Work to complete:
1 – According to the comment thread about paying for news, what would a whole lifetime of paying $0.0001 several times a day cost about as much as?
2 – From the comment thread about paying for news, output the passage starting at "SllX an hour" and ending at "surplus. The horror.".
3 – Continue the comment thread about paying for news from its final line onward.

(Passage provided begins)

SllX 44 minutes ago | parent [-]

My stance is exactly what I said: most news is priced correctly for most people at $0.00.

If they value it at more than that, they will pay for it.

Paracompact 27 minutes ago | parent | next [-]

Then I don't understand the bitter line in the sand you've drawn between $0.00 and $0.0001. You could spend a whole lifetime paying this latter amount multiple times per day, and it would cost you about as much as a box of bandaids.

If you really value the information contained in these articles at $0.00, then neither would you spend that much more valuable resource—time—in order to digest it, even if it were given to you for free.

So I don't think you're hung up about the actual financial cost in this analysis. You're either like most people, who simply don't want to deal with the rigmarole of patiently providing payment info to a hundred different vendors who will act irresponsibly with your data, or you have some purely symbolic and emotional connection to the notion that you're providing exactly zero dollars and zero cents to your enemies.

SllX 13 minutes ago | parent [-]

The vast majority of the time that I read the news, it’s from a publication I pay for. They get far far more than a box of bandaids over a lifetime.

The rest can be worth my time, sometimes, under limited circumstances, but usually it isn’t. Like who here can say that all of the links they’ve clicked on throughout their lifetime have been valuable, and haven’t just been time wasters?

If you put a financial cost on links though, people just won’t pay. And they won’t click links. We might waste less time too, but just because something got my time doesn’t mean I’m going to also give it money for having had the privilege of my time.

BikiniPrince 33 minutes ago | parent | prev [-]

I price most news sites at negative value.

J_Shelby_J an hour ago | parent | prev | next [-]

There are articles that have changed my outlook and life so much that months, years, decades later I would value them in the thousands.

SllX an hour ago | parent | next [-]

Did you go on to write checks in the thousands to the writers or publications that produced them?

oblio an hour ago | parent [-]

Worse than that, what was the percentage of these amazing articles?

landl0rd an hour ago | parent | prev [-]

They didn't change most people's life, though, and/or most people's lives were changed by other articles. Publishers cannot meaningfully price-discriminate on this basis. The closest version is republishing a longer version as a book.

So, consumers are left with some amount of surplus. The horror.

(Passage provided ends)
(Study material begins)

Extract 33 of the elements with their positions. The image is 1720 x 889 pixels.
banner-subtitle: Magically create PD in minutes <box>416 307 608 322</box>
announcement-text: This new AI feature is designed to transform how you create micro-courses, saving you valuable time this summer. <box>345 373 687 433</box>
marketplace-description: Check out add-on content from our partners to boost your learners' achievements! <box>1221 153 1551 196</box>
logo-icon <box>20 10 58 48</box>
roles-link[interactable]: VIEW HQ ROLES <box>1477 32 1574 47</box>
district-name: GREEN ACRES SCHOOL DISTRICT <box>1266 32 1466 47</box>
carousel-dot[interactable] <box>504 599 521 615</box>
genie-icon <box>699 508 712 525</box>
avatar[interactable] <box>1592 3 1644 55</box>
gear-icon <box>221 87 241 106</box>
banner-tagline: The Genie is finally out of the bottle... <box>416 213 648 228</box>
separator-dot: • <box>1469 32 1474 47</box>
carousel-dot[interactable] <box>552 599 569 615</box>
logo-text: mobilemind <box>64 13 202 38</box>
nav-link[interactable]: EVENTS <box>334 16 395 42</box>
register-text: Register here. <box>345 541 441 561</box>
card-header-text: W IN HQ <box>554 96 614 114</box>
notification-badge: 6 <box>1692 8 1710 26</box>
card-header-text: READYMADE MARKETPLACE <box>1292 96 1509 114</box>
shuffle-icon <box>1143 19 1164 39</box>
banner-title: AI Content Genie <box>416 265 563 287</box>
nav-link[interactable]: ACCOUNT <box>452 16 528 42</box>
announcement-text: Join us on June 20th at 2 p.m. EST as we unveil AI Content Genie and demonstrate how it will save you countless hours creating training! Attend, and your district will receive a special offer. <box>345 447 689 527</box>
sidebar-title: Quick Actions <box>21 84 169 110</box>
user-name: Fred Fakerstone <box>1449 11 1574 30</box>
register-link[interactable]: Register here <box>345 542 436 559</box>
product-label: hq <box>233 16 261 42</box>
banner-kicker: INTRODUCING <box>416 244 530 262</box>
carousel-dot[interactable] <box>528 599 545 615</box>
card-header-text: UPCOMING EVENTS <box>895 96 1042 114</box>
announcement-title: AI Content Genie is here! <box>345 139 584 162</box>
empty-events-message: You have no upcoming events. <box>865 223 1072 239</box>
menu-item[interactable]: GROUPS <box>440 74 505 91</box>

(Study material ends)

Expected outputs:
1 – A box of bandaids.

2 –
SllX an hour ago | parent | next [-]

Did you go on to write checks in the thousands to the writers or publications that produced them?

oblio an hour ago | parent [-]

Worse than that, what was the percentage of these amazing articles?

landl0rd an hour ago | parent | prev [-]

They didn't change most people's life, though, and/or most people's lives were changed by other articles. Publishers cannot meaningfully price-discriminate on this basis. The closest version is republishing a longer version as a book.

So, consumers are left with some amount of surplus. The horror.

3 –
carlosjobim 2 hours ago | parent | prev | next [-]

Okay, but why would newspapers looking for revenue sources concern themselves with the opinions of somebody who would never pay them no matter what circumstances? You're not a potential customer, so a non-entity in their concerns.

SllX an hour ago | parent | next [-]

> You're not a potential customer, so a non-entity in their concerns.

A small correction: I am a potential customer, at least in the general sense. I am someone that subscribes to news publications as I already pointed out. Who I pay in any given month is not set in stone, and the news market is still somehow strangely dynamic with new options replacing old ones all the time.

But if I’m paying, then it’s a subscriber-provider relationship; not a virtual bazaar transaction made by clicking a link.

ipaddr an hour ago | parent | prev [-]

He is because they make money from ads.

I wouldn't pay .000001 cents either. If they did charge this way the amount of generated clickbait titles would surpass anything we've seen before. At least now they have to backup the clickbait title with content that causes you to stay longer for more ads with micropayments they already took your money.

AuthAuth an hour ago | parent | prev [-]

Completely disagree that news is already priced appropriately for the value it delivers to people. I dont pay for the news I read because its not valued at $10 a month for me but I still do value it. For me $2 a month is what i value it but since they dont offer that as an option I cant pay. If you're to broke to click on a link because it might cost 0.0001 cent just say so. Maybe your friends can give you a cent so you can read news for the rest of your days.

SllX an hour ago | parent [-]

$2/month or $10/momth is apparently not the actual price then if you’re able to get it for $0/month.